- GIVEN REQUEST: Look through the entries and report how many lines include the word "四个全面". Give the number alone.

- EXCERPTED RECORDS:
## START
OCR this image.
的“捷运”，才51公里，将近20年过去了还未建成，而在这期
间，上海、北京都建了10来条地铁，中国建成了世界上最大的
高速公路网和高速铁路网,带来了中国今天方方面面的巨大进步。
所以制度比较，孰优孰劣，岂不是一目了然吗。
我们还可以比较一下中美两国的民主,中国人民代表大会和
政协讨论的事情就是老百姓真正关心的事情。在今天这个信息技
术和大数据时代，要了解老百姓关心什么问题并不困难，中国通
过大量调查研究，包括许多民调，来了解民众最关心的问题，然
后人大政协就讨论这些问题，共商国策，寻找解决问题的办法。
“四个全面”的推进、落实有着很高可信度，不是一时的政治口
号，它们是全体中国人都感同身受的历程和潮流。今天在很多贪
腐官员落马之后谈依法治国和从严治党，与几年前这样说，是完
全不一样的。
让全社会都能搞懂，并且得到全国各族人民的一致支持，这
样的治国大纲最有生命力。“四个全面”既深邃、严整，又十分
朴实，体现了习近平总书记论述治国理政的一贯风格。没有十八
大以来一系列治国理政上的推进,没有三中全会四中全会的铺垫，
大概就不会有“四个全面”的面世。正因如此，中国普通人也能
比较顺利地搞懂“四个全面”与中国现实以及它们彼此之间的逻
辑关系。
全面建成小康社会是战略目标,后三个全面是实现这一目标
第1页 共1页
## END
- FINISHED TASK: 4